● PROBLEM TO SOLVE
Report all lines from the entries below in which "Time" appears.

------------------------------------------------

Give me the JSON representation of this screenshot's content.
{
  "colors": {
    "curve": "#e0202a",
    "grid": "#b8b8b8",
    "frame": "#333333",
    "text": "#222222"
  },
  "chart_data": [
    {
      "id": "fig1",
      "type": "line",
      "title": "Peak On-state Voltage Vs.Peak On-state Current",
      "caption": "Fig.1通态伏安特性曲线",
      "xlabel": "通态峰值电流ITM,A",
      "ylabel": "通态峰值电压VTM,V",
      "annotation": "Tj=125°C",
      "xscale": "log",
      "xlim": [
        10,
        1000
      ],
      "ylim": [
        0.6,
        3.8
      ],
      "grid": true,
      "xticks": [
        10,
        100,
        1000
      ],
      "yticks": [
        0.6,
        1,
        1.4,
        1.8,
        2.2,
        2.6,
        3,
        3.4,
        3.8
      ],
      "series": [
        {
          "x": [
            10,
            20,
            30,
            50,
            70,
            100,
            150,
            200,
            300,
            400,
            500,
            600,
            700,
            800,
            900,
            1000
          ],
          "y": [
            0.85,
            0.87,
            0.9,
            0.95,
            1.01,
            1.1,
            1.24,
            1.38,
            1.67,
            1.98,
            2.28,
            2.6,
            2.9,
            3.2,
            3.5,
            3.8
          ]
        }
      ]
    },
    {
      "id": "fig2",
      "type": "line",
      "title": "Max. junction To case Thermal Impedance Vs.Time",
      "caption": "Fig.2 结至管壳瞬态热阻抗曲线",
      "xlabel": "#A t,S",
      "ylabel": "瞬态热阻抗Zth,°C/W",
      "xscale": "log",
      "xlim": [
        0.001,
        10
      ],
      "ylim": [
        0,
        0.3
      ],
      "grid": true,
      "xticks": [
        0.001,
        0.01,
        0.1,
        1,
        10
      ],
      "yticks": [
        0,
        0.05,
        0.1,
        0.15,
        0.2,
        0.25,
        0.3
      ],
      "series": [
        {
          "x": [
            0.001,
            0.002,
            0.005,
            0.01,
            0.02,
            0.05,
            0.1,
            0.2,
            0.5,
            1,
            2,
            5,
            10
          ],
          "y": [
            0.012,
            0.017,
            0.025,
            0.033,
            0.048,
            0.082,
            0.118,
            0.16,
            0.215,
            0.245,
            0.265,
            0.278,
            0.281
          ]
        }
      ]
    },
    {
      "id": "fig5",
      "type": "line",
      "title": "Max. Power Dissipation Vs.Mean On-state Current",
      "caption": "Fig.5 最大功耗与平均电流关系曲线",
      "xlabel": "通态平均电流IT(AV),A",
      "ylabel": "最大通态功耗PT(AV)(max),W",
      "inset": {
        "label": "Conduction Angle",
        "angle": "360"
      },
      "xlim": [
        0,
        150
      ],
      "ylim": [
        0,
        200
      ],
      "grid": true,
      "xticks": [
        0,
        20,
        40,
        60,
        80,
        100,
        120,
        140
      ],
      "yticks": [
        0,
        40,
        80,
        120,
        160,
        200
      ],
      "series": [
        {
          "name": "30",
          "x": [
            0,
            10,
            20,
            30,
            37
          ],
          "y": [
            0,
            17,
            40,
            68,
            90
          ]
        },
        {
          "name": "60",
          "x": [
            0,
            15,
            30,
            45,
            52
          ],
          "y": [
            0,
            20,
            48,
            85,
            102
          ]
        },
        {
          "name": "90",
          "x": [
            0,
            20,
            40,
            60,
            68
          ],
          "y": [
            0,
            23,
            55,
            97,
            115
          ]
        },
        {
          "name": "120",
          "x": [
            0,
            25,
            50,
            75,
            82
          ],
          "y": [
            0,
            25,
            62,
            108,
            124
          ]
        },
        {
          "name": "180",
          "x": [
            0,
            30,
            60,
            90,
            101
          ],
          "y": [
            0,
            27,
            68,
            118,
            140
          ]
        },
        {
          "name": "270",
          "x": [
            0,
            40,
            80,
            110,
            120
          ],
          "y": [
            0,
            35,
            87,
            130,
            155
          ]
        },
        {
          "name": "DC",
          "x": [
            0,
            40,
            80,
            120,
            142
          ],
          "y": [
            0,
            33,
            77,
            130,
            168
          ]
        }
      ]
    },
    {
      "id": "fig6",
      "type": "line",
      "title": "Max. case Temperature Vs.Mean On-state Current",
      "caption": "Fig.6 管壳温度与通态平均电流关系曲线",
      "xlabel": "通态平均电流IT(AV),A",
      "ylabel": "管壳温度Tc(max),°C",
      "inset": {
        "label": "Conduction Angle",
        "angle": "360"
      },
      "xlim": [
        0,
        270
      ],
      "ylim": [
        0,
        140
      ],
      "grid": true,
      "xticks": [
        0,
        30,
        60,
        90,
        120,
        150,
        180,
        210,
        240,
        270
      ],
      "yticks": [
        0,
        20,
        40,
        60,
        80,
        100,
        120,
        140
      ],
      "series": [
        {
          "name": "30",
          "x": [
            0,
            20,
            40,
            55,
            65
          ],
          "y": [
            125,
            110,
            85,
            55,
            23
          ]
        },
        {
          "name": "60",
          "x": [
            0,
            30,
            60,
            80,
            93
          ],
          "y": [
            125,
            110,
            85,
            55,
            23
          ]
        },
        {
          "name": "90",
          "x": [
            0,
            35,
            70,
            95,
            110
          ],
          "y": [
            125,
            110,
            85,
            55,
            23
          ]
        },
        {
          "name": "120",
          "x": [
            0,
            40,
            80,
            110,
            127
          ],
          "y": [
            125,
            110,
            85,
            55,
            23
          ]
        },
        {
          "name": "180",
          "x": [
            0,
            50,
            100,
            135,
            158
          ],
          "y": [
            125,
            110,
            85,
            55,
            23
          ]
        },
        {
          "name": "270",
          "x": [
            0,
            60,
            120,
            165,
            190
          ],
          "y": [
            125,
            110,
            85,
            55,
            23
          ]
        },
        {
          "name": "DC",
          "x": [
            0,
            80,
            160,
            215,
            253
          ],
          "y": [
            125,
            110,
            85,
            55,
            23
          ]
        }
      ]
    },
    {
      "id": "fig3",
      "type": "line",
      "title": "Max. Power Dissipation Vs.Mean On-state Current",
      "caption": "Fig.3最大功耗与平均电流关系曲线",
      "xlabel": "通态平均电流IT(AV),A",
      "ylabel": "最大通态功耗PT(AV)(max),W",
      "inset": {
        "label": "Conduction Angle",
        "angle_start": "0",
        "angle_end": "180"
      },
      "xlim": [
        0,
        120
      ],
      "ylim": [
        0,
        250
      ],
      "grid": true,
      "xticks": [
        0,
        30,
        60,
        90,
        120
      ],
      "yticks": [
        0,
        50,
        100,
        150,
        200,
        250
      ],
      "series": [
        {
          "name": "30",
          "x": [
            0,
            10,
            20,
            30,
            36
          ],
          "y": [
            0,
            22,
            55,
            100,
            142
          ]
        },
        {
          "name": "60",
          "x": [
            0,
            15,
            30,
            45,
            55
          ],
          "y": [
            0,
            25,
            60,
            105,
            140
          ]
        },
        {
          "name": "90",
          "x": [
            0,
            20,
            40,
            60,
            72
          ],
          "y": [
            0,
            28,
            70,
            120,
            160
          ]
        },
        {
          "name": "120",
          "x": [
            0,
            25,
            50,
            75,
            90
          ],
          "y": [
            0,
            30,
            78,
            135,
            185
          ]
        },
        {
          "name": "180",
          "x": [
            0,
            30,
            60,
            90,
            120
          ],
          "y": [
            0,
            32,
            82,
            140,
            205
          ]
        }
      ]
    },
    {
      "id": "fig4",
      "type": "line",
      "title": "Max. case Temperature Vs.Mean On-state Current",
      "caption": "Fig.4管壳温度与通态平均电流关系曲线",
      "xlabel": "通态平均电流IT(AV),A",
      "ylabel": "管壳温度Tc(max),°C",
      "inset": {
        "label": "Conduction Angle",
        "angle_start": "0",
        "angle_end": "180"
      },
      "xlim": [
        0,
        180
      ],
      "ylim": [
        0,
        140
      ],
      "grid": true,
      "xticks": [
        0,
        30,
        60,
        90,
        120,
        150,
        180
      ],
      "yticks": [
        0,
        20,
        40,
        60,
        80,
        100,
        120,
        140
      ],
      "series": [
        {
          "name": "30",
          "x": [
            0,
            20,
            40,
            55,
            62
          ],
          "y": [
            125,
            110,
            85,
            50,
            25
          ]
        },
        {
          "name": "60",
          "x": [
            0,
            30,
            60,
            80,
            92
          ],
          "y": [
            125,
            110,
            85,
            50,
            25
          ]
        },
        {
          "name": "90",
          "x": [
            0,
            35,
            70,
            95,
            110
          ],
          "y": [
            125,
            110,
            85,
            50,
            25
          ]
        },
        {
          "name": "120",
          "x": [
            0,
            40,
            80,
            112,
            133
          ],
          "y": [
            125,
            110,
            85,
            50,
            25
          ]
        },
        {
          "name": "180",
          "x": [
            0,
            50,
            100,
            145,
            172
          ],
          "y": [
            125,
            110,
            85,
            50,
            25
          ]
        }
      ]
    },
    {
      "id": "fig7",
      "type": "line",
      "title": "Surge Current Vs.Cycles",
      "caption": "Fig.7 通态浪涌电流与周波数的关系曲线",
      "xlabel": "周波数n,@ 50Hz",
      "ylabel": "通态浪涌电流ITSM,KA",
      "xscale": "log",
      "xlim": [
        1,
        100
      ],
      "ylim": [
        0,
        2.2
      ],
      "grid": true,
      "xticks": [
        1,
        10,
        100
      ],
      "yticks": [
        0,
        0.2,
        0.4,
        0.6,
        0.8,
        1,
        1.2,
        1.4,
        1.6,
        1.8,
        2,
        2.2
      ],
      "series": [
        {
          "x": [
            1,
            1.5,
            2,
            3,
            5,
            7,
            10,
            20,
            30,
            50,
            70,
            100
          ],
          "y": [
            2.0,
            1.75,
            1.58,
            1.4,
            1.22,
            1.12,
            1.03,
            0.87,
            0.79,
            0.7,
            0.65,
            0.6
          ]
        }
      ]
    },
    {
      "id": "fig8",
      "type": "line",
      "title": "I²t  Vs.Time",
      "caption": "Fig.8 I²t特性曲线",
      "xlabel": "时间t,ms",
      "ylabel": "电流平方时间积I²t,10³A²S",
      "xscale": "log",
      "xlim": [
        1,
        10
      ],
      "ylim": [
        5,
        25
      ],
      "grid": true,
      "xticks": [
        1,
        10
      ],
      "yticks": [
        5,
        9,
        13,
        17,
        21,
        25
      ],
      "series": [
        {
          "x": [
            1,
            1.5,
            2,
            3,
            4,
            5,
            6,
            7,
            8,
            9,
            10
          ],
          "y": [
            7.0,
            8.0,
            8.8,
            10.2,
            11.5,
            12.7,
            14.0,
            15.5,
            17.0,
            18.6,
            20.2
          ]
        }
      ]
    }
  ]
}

------------------------------------------------

● EXERCISE OUTPUT
      "title": "Max. junction To case Thermal Impedance Vs.Time",
      "title": "I²t  Vs.Time",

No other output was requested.